*PROBLEM REQUIREMENTS:*
Draw out every line with the word "this" from the listing below.

*INFORMATION PROVIDED:*
Begin
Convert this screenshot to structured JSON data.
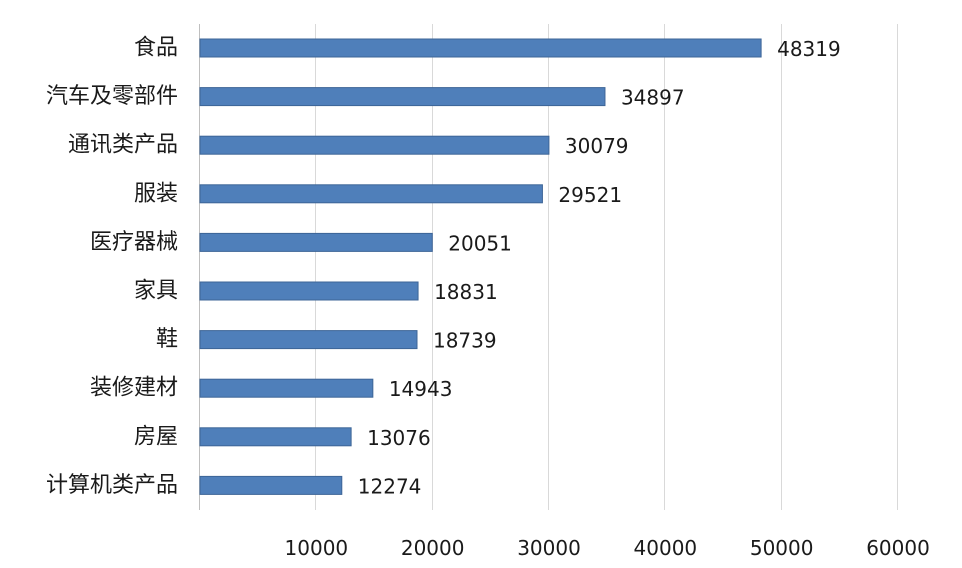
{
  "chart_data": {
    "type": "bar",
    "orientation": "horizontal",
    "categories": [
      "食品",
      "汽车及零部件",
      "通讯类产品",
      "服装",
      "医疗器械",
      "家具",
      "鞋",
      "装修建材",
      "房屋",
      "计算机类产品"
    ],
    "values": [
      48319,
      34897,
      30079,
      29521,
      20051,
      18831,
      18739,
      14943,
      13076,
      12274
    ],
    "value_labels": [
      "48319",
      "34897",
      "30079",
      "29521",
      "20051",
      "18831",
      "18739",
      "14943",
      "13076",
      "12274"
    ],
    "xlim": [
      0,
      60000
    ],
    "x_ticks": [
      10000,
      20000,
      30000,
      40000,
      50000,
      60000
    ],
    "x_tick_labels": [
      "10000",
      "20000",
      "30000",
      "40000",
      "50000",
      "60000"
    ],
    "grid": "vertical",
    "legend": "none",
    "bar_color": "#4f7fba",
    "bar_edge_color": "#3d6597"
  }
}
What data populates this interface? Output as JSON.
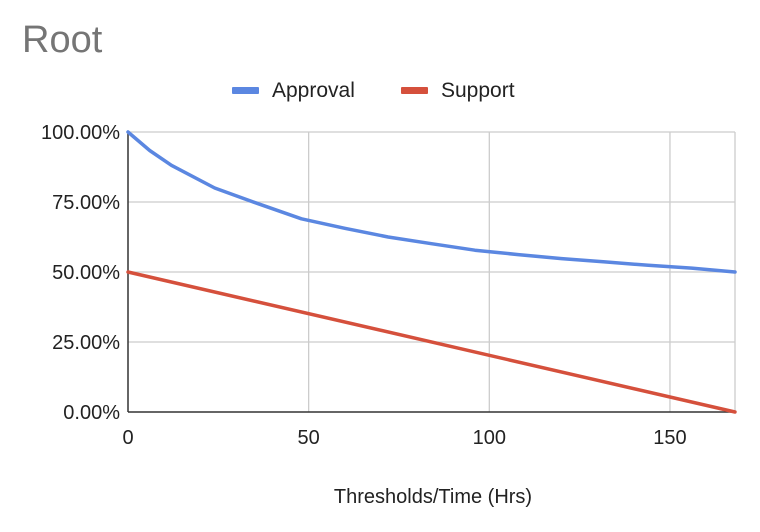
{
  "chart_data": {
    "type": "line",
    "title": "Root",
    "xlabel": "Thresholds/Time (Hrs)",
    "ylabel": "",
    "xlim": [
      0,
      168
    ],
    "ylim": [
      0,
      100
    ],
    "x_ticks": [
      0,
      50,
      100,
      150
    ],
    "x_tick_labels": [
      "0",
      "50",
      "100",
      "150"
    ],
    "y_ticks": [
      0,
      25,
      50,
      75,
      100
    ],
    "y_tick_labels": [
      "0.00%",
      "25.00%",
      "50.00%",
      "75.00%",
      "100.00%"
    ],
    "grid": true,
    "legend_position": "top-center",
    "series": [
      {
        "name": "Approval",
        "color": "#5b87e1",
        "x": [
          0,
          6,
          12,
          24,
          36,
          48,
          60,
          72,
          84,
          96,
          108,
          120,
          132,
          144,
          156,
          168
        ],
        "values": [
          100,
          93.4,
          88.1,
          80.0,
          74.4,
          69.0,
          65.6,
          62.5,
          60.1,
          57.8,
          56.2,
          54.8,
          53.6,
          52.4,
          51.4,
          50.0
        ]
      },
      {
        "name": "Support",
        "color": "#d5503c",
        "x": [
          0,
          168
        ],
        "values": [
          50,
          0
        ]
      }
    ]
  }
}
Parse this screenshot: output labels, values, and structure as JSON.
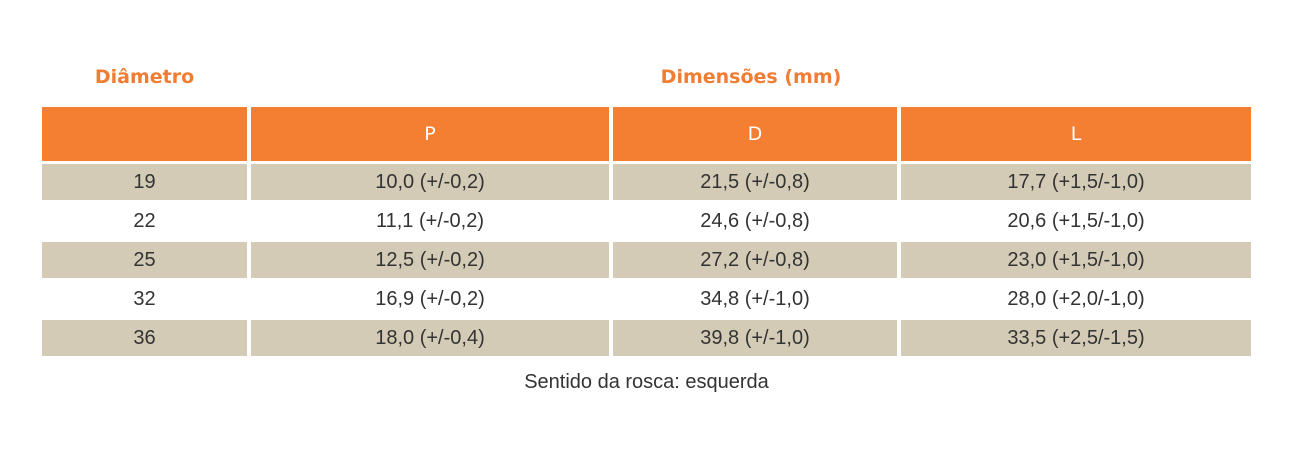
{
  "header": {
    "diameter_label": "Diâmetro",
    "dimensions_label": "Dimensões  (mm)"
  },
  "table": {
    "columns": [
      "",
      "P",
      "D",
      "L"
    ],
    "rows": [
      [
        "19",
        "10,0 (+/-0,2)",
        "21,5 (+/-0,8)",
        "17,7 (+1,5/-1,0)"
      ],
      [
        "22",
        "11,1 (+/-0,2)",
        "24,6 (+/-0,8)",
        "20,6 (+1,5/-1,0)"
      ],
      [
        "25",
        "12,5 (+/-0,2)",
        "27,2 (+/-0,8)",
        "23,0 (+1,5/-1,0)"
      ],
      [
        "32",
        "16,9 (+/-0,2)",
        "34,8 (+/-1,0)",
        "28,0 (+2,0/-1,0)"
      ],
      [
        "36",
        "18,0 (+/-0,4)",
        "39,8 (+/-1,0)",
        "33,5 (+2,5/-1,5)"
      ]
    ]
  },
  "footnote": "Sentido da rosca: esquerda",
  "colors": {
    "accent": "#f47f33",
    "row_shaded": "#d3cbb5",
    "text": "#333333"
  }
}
End
*ANSWER BELOW:*
Convert this screenshot to structured JSON data.
What data populates this interface? Output as JSON.
Parse this screenshot: output labels, values, and structure as JSON.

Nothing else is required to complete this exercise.